===== Material provided

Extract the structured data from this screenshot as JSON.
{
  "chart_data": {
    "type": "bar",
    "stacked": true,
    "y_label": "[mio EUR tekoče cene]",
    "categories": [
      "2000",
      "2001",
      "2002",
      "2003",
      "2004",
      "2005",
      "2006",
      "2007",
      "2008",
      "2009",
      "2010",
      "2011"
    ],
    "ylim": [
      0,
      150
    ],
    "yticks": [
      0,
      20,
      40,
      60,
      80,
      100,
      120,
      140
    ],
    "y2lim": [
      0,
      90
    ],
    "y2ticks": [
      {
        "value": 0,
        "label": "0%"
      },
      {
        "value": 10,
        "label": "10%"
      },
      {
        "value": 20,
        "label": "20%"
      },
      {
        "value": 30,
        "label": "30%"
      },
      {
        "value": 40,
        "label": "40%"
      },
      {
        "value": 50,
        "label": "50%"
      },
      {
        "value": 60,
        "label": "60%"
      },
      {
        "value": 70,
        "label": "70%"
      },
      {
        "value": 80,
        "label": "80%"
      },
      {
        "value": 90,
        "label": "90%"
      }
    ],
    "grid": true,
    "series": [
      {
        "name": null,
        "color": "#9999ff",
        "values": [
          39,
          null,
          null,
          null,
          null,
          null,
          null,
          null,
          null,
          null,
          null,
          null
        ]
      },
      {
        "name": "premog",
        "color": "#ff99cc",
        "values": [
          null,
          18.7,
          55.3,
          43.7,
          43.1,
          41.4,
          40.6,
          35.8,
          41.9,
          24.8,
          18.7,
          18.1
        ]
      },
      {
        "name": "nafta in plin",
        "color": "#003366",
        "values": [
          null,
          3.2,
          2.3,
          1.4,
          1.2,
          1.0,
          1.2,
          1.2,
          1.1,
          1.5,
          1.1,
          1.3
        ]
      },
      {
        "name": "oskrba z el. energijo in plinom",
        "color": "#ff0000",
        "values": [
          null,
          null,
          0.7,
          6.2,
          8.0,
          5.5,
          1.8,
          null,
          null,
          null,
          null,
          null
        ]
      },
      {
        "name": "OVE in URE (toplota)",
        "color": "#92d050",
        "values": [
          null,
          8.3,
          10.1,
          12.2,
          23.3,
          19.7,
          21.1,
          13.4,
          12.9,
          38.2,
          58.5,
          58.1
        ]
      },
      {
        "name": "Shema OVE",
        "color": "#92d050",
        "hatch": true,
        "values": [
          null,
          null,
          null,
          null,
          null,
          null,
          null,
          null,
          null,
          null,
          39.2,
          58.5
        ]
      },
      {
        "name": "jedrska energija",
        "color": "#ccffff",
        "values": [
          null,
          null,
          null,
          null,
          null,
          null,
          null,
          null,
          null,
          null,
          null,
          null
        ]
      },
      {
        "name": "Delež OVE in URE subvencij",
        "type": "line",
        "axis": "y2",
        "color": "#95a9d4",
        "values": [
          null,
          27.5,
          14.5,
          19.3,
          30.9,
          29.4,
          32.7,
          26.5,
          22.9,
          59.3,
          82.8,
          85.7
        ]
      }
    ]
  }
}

==========

Required work — Write out every line of the records exactly.

Answer to this problem —
Extract the structured data from this screenshot as JSON.
{
  "chart_data": {
    "type": "bar",
    "stacked": true,
    "y_label": "[mio EUR tekoče cene]",
    "categories": [
      "2000",
      "2001",
      "2002",
      "2003",
      "2004",
      "2005",
      "2006",
      "2007",
      "2008",
      "2009",
      "2010",
      "2011"
    ],
    "ylim": [
      0,
      150
    ],
    "yticks": [
      0,
      20,
      40,
      60,
      80,
      100,
      120,
      140
    ],
    "y2lim": [
      0,
      90
    ],
    "y2ticks": [
      {
        "value": 0,
        "label": "0%"
      },
      {
        "value": 10,
        "label": "10%"
      },
      {
        "value": 20,
        "label": "20%"
      },
      {
        "value": 30,
        "label": "30%"
      },
      {
        "value": 40,
        "label": "40%"
      },
      {
        "value": 50,
        "label": "50%"
      },
      {
        "value": 60,
        "label": "60%"
      },
      {
        "value": 70,
        "label": "70%"
      },
      {
        "value": 80,
        "label": "80%"
      },
      {
        "value": 90,
        "label": "90%"
      }
    ],
    "grid": true,
    "series": [
      {
        "name": null,
        "color": "#9999ff",
        "values": [
          39,
          null,
          null,
          null,
          null,
          null,
          null,
          null,
          null,
          null,
          null,
          null
        ]
      },
      {
        "name": "premog",
        "color": "#ff99cc",
        "values": [
          null,
          18.7,
          55.3,
          43.7,
          43.1,
          41.4,
          40.6,
          35.8,
          41.9,
          24.8,
          18.7,
          18.1
        ]
      },
      {
        "name": "nafta in plin",
        "color": "#003366",
        "values": [
          null,
          3.2,
          2.3,
          1.4,
          1.2,
          1.0,
          1.2,
          1.2,
          1.1,
          1.5,
          1.1,
          1.3
        ]
      },
      {
        "name": "oskrba z el. energijo in plinom",
        "color": "#ff0000",
        "values": [
          null,
          null,
          0.7,
          6.2,
          8.0,
          5.5,
          1.8,
          null,
          null,
          null,
          null,
          null
        ]
      },
      {
        "name": "OVE in URE (toplota)",
        "color": "#92d050",
        "values": [
          null,
          8.3,
          10.1,
          12.2,
          23.3,
          19.7,
          21.1,
          13.4,
          12.9,
          38.2,
          58.5,
          58.1
        ]
      },
      {
        "name": "Shema OVE",
        "color": "#92d050",
        "hatch": true,
        "values": [
          null,
          null,
          null,
          null,
          null,
          null,
          null,
          null,
          null,
          null,
          39.2,
          58.5
        ]
      },
      {
        "name": "jedrska energija",
        "color": "#ccffff",
        "values": [
          null,
          null,
          null,
          null,
          null,
          null,
          null,
          null,
          null,
          null,
          null,
          null
        ]
      },
      {
        "name": "Delež OVE in URE subvencij",
        "type": "line",
        "axis": "y2",
        "color": "#95a9d4",
        "values": [
          null,
          27.5,
          14.5,
          19.3,
          30.9,
          29.4,
          32.7,
          26.5,
          22.9,
          59.3,
          82.8,
          85.7
        ]
      }
    ]
  }
}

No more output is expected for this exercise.